## [Stated exercise]
Images are not part of the copy; transcribe all the data exactly.

## [Records supplied]
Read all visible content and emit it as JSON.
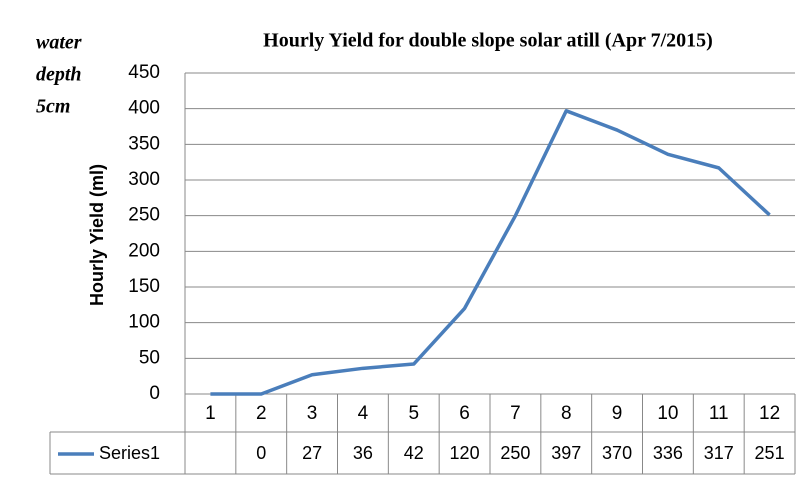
{
  "chart_data": {
    "type": "line",
    "title": "Hourly Yield  for double  slope solar atill (Apr  7/2015)",
    "annotation": [
      "water",
      "depth",
      "5cm"
    ],
    "y_label": "Hourly Yield (ml)",
    "categories": [
      "1",
      "2",
      "3",
      "4",
      "5",
      "6",
      "7",
      "8",
      "9",
      "10",
      "11",
      "12"
    ],
    "series": [
      {
        "name": "Series1",
        "color": "#4a7ebb",
        "values": [
          0,
          0,
          27,
          36,
          42,
          120,
          250,
          397,
          370,
          336,
          317,
          251
        ],
        "value_labels": [
          null,
          0,
          27,
          36,
          42,
          120,
          250,
          397,
          370,
          336,
          317,
          251
        ]
      }
    ],
    "ylim": [
      0,
      450
    ],
    "yticks": [
      0,
      50,
      100,
      150,
      200,
      250,
      300,
      350,
      400,
      450
    ],
    "grid": true,
    "data_table": true
  }
}
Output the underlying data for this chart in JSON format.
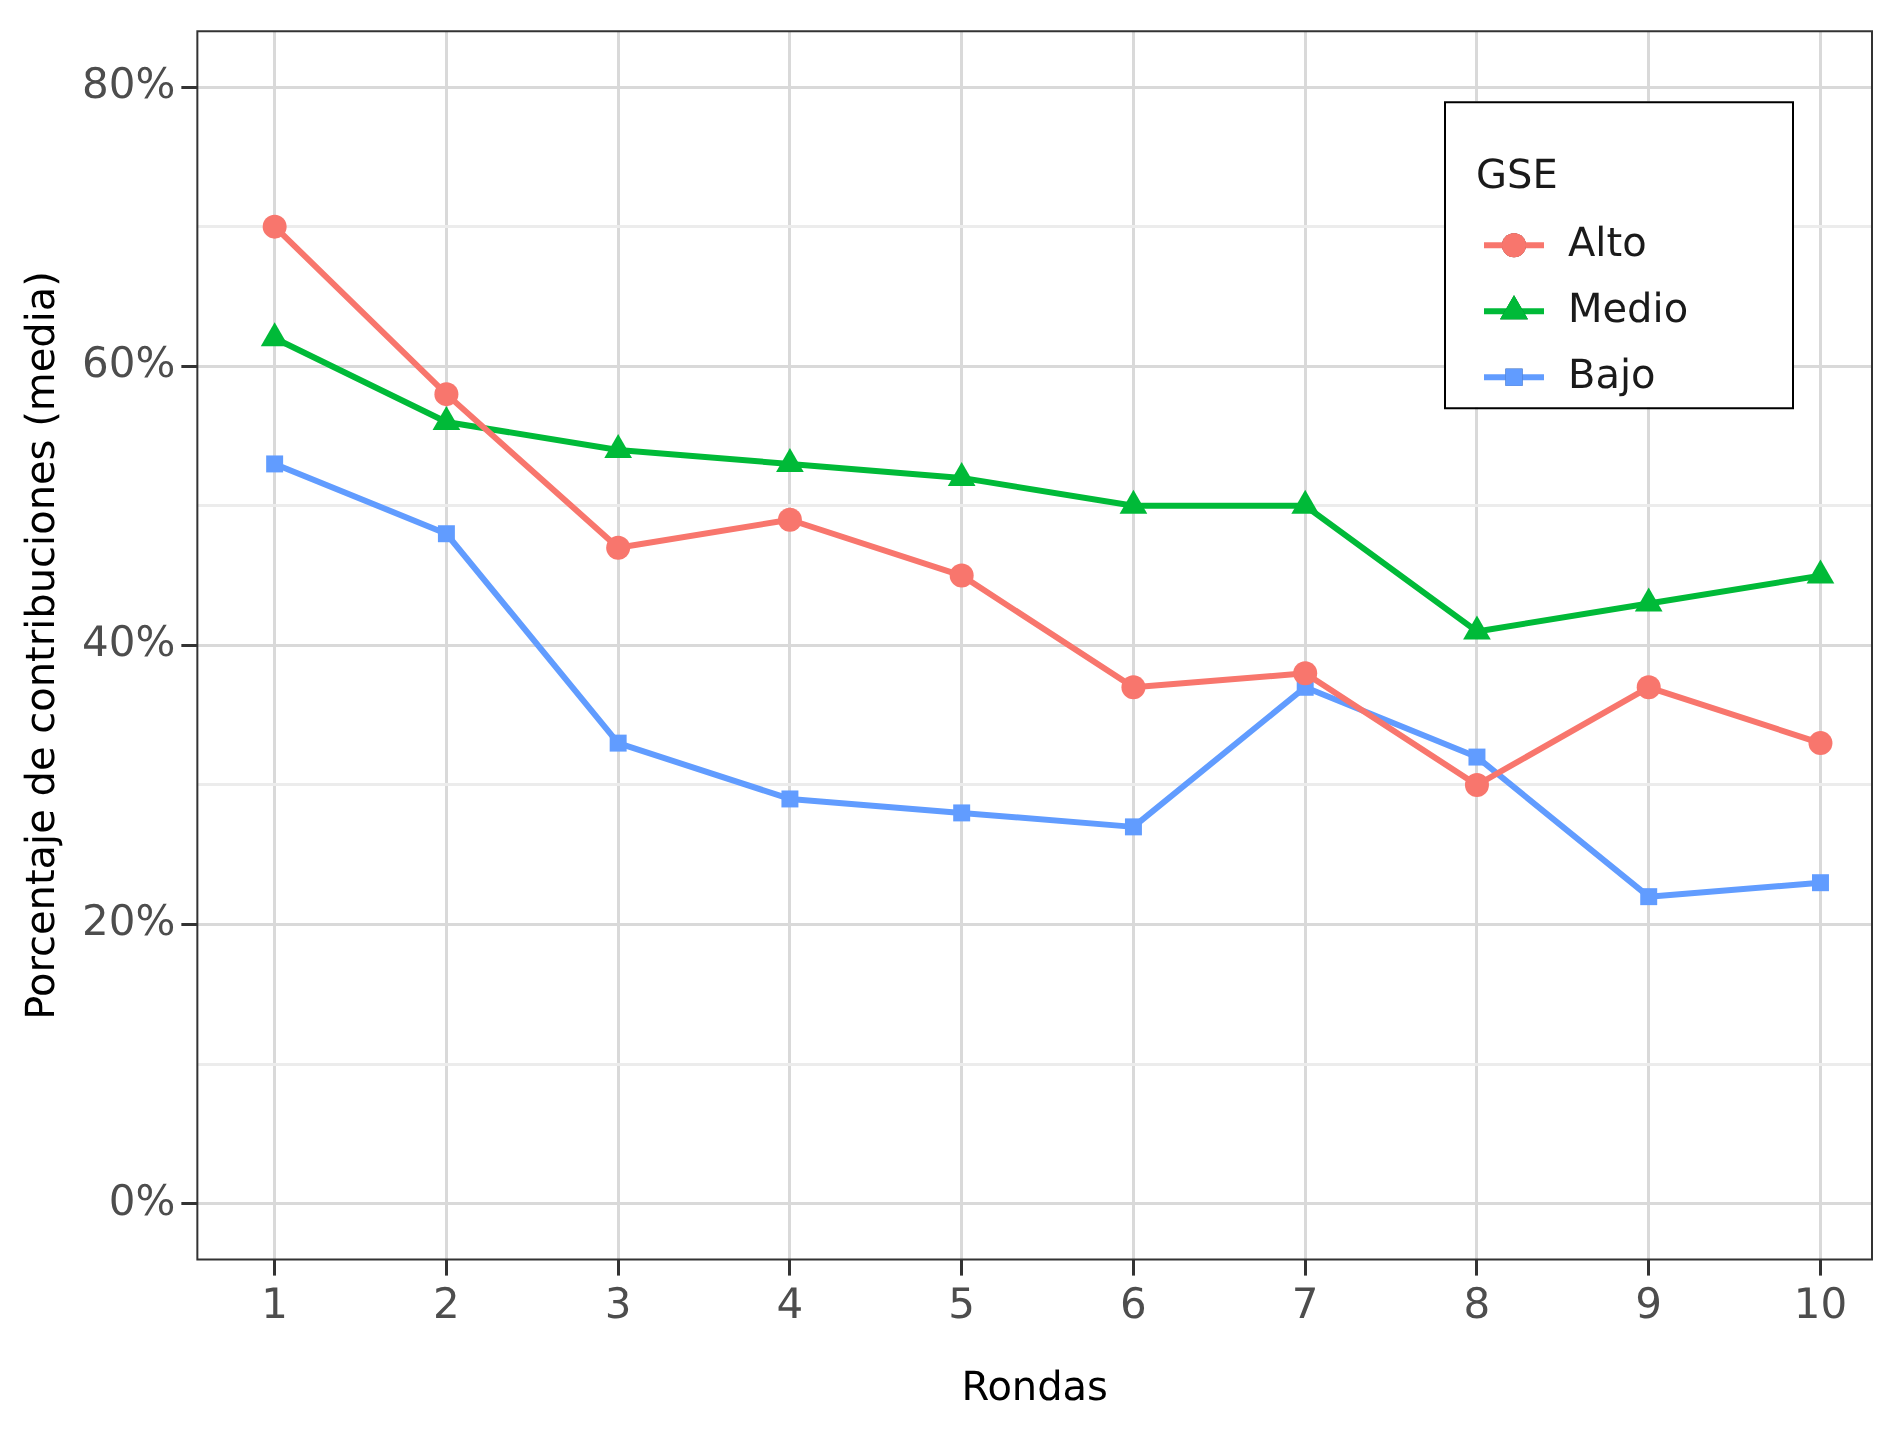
{
  "chart_data": {
    "type": "line",
    "xlabel": "Rondas",
    "ylabel": "Porcentaje de contribuciones (media)",
    "legend_title": "GSE",
    "legend": "top right",
    "grid": true,
    "line_style": "solid",
    "x": [
      1,
      2,
      3,
      4,
      5,
      6,
      7,
      8,
      9,
      10
    ],
    "xlim": [
      0.55,
      10.3
    ],
    "xticks": [
      1,
      2,
      3,
      4,
      5,
      6,
      7,
      8,
      9,
      10
    ],
    "ylim": [
      -4,
      84
    ],
    "yticks": [
      {
        "value": 0,
        "label": "0%"
      },
      {
        "value": 10,
        "label": null
      },
      {
        "value": 20,
        "label": "20%"
      },
      {
        "value": 30,
        "label": null
      },
      {
        "value": 40,
        "label": "40%"
      },
      {
        "value": 50,
        "label": null
      },
      {
        "value": 60,
        "label": "60%"
      },
      {
        "value": 70,
        "label": null
      },
      {
        "value": 80,
        "label": "80%"
      }
    ],
    "series": [
      {
        "name": "Alto",
        "color": "#f8766d",
        "marker": "circle",
        "values": [
          70,
          58,
          47,
          49,
          45,
          37,
          38,
          30,
          37,
          33
        ]
      },
      {
        "name": "Medio",
        "color": "#00ba38",
        "marker": "triangle",
        "values": [
          62,
          56,
          54,
          53,
          52,
          50,
          50,
          41,
          43,
          45
        ]
      },
      {
        "name": "Bajo",
        "color": "#619cff",
        "marker": "square",
        "values": [
          53,
          48,
          33,
          29,
          28,
          27,
          37,
          32,
          22,
          23
        ]
      }
    ]
  }
}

## [Correct result]
Read all visible content and emit it as JSON.
{
  "chart_data": {
    "type": "line",
    "title": "Hourly Yield  for double  slope solar atill (Apr  7/2015)",
    "annotation": [
      "water",
      "depth",
      "5cm"
    ],
    "y_label": "Hourly Yield (ml)",
    "categories": [
      "1",
      "2",
      "3",
      "4",
      "5",
      "6",
      "7",
      "8",
      "9",
      "10",
      "11",
      "12"
    ],
    "series": [
      {
        "name": "Series1",
        "color": "#4a7ebb",
        "values": [
          0,
          0,
          27,
          36,
          42,
          120,
          250,
          397,
          370,
          336,
          317,
          251
        ],
        "value_labels": [
          null,
          0,
          27,
          36,
          42,
          120,
          250,
          397,
          370,
          336,
          317,
          251
        ]
      }
    ],
    "ylim": [
      0,
      450
    ],
    "yticks": [
      0,
      50,
      100,
      150,
      200,
      250,
      300,
      350,
      400,
      450
    ],
    "grid": true,
    "data_table": true
  }
}
Output the underlying data for this chart in JSON format.
{
  "chart_data": {
    "type": "line",
    "xlabel": "Rondas",
    "ylabel": "Porcentaje de contribuciones (media)",
    "legend_title": "GSE",
    "legend": "top right",
    "grid": true,
    "line_style": "solid",
    "x": [
      1,
      2,
      3,
      4,
      5,
      6,
      7,
      8,
      9,
      10
    ],
    "xlim": [
      0.55,
      10.3
    ],
    "xticks": [
      1,
      2,
      3,
      4,
      5,
      6,
      7,
      8,
      9,
      10
    ],
    "ylim": [
      -4,
      84
    ],
    "yticks": [
      {
        "value": 0,
        "label": "0%"
      },
      {
        "value": 10,
        "label": null
      },
      {
        "value": 20,
        "label": "20%"
      },
      {
        "value": 30,
        "label": null
      },
      {
        "value": 40,
        "label": "40%"
      },
      {
        "value": 50,
        "label": null
      },
      {
        "value": 60,
        "label": "60%"
      },
      {
        "value": 70,
        "label": null
      },
      {
        "value": 80,
        "label": "80%"
      }
    ],
    "series": [
      {
        "name": "Alto",
        "color": "#f8766d",
        "marker": "circle",
        "values": [
          70,
          58,
          47,
          49,
          45,
          37,
          38,
          30,
          37,
          33
        ]
      },
      {
        "name": "Medio",
        "color": "#00ba38",
        "marker": "triangle",
        "values": [
          62,
          56,
          54,
          53,
          52,
          50,
          50,
          41,
          43,
          45
        ]
      },
      {
        "name": "Bajo",
        "color": "#619cff",
        "marker": "square",
        "values": [
          53,
          48,
          33,
          29,
          28,
          27,
          37,
          32,
          22,
          23
        ]
      }
    ]
  }
}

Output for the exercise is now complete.